* _CONSIGNE 1_:
D'après le passage, que signifie le prénom Gaspard selon l'origine qui semble venir d'Inde ?
* _CONSIGNE 2_:
Citez le passage de « On m’a dit, ma » jusqu'à « suis le gardien. ».

* _PASSAGE FOURNI_:
______________________________

Souvent j’étais le dernier rentré, bien après le crépuscule, les habits en piteux état et le corps souvent égratigné, parfois coupé. Mais tu ne disais rien ou tu grondais à peine en me soignant, convaincue sans doute que dehors on apprend des choses précieuses pour l’avenir, pour quand on sera grand. Ensuite, dans la cuisine, penchée sur mon épaule gauche, tu as su voir qu’au milieu des taches et des ratures il y avait de la curiosité, l’envie d’apprendre aussi dans les livres, alors tu m’a soutenu, contre vents et marées dans ces mers de corrections, dans ces océans de textes à recopier proprement. Tu désapprouvais certainement les méthodes de ces mégottes, mais tu n’en disais rien. Jamais tu n’as adopté leurs vieilles  pratiques, toi qui venais pourtant d’une archaïque contrée où se marier signifiait rentrer dans le rang, être obligée par la loi de quitter son métier pour devenir mère, enfanter sans compter ; depuis la loi a changé, mais il reste du chemin à faire. Pourtant, à cause de cette vieille loi injuste, j’ai eu une mère qui m’a mis au Monde deux fois, d’abord dans les douleurs de l’enfantement – heureusement courtes car j’étais pressé de sortir –, puis dans les joies et les cadeaux de l’enfance – heureusement longue, car je n’étais pas pressé de grandir –, les habits du jardin, les jeux pas interdits, l’écriture dans la cuisine, les livres , l’amour et la confiance. Je ne rends pas grâce à la vieille loi injuste, mais je te rends grâce à toi, ma très chère Maman, de m’avoir mis au Monde.

Gaspard

On m’a dit, ma très chère Maman, que mon prénom a plusieurs origines.  Deux d’entre elles me plaisent particulièrement ; celle qui viendrait d’Iran et selon laquelle mon prénom serait associé à celui qui garde un trésor et celle qui semble venir d’Inde selon laquelle Gaspard signifie « voyant ». Grâce à toi qui m’a mis au Monde, je vois chaque jour que ce Monde est beau – tu as remarqué, Maman, je ne répète plus le pronom après le nom ? –, je ne vois pas l’avenir, mais tu m’y a préparé durant toute l’enfance, ce trésor dont je suis le gardien.

______________________________

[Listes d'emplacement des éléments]

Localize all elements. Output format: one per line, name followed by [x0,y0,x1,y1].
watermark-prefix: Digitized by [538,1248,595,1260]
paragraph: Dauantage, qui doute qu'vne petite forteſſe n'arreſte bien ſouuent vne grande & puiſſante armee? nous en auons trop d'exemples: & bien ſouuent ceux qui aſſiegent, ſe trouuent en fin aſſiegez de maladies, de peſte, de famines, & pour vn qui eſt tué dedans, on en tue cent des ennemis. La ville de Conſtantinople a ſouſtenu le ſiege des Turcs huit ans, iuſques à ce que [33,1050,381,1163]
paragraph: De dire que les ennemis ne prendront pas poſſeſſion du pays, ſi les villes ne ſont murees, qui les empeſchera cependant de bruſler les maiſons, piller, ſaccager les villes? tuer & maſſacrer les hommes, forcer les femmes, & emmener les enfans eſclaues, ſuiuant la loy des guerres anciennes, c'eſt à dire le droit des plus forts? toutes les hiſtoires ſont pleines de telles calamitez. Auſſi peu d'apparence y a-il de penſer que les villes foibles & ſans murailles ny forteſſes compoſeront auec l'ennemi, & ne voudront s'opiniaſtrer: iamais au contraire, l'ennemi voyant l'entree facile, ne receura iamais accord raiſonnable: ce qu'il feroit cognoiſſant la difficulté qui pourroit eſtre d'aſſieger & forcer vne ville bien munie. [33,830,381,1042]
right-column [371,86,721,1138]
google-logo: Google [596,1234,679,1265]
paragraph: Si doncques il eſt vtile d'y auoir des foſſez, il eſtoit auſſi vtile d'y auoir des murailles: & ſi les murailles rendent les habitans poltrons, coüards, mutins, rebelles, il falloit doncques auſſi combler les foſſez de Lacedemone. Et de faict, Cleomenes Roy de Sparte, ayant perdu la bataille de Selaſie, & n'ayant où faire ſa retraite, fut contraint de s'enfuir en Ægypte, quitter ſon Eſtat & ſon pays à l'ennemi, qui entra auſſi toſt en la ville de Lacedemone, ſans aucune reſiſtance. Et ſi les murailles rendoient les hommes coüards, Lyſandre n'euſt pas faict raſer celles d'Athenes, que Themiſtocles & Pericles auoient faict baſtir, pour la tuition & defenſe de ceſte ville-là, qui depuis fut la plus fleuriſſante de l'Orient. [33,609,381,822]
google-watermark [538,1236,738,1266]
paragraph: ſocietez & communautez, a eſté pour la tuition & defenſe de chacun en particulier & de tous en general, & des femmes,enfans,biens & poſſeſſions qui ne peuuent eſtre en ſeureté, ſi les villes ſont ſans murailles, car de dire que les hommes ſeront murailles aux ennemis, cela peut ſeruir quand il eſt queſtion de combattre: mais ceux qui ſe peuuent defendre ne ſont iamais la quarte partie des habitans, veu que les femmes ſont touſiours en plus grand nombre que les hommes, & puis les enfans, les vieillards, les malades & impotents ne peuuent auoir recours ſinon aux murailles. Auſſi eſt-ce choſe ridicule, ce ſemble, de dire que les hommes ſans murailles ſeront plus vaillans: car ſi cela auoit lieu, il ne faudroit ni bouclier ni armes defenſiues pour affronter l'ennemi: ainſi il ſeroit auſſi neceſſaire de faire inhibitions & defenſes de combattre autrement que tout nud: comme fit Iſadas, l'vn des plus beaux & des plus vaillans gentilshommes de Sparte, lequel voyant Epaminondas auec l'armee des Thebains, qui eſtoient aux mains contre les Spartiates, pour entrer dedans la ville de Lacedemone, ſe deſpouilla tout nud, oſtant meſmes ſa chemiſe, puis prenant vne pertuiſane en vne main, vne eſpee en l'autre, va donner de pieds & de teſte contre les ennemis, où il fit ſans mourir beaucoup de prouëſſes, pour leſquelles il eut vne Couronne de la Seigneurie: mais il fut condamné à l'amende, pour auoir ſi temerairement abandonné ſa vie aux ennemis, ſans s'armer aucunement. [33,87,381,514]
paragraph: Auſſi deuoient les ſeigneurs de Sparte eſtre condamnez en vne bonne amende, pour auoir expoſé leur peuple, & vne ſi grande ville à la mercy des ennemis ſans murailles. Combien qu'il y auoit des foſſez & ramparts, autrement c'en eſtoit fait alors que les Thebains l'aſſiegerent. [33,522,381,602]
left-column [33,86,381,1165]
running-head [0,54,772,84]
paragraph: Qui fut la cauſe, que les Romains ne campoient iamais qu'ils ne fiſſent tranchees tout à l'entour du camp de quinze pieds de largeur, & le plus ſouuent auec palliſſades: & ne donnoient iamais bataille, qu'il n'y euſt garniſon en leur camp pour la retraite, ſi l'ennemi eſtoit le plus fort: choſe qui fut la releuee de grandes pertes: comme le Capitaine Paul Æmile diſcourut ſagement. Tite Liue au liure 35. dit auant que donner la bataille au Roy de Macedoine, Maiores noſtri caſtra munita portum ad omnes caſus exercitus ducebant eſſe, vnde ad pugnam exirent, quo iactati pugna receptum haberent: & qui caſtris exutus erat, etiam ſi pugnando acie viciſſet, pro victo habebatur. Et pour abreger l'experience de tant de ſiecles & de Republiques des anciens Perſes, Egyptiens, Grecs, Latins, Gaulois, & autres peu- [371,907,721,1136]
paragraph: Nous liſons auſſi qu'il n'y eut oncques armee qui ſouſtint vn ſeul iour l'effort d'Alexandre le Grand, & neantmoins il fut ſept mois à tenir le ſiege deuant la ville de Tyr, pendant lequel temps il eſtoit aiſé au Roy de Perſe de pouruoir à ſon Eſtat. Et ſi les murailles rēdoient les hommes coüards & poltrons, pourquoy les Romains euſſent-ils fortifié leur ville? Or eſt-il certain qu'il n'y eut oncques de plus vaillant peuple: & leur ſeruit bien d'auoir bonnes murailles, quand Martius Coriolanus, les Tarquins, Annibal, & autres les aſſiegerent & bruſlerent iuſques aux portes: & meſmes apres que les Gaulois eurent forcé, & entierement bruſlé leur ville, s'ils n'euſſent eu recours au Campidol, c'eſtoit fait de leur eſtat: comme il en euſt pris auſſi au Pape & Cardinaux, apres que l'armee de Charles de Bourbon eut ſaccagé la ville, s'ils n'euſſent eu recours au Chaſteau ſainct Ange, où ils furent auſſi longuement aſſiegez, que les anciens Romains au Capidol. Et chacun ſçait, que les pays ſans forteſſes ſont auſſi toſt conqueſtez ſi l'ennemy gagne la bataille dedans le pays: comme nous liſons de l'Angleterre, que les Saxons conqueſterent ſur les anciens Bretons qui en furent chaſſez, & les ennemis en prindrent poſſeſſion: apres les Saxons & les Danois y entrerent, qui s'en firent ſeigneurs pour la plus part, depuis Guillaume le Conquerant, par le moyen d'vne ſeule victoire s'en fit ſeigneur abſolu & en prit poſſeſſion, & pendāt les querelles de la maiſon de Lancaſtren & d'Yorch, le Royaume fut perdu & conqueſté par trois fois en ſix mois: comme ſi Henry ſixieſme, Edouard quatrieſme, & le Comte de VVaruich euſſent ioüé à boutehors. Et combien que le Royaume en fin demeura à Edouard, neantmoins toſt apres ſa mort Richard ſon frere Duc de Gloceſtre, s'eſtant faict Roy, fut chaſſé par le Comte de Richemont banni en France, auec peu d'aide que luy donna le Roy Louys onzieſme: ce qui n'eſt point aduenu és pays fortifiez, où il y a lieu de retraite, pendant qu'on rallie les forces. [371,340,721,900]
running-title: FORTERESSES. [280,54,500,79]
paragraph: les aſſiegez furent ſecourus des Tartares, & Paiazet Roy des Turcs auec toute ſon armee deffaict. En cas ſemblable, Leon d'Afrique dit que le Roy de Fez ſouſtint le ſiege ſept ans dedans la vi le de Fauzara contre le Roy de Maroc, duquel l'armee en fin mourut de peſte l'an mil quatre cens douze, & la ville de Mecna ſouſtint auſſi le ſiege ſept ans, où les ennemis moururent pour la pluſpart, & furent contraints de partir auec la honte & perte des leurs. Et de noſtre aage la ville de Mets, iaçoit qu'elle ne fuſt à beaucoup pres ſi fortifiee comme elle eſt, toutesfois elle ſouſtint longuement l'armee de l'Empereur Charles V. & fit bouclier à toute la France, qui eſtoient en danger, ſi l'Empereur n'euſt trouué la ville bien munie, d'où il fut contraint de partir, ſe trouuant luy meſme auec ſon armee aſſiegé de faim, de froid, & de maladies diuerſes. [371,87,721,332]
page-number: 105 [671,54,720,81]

______________________________

* _RÉPONSE FINALE 1_:
Selon cette origine, Gaspard signifie « voyant ».

* _RÉPONSE FINALE 2_:
On m’a dit, ma très chère Maman, que mon prénom a plusieurs origines.  Deux d’entre elles me plaisent particulièrement ; celle qui viendrait d’Iran et selon laquelle mon prénom serait associé à celui qui garde un trésor et celle qui semble venir d’Inde selon laquelle Gaspard signifie « voyant ». Grâce à toi qui m’a mis au Monde, je vois chaque jour que ce Monde est beau – tu as remarqué, Maman, je ne répète plus le pronom après le nom ? –, je ne vois pas l’avenir, mais tu m’y a préparé durant toute l’enfance, ce trésor dont je suis le gardien.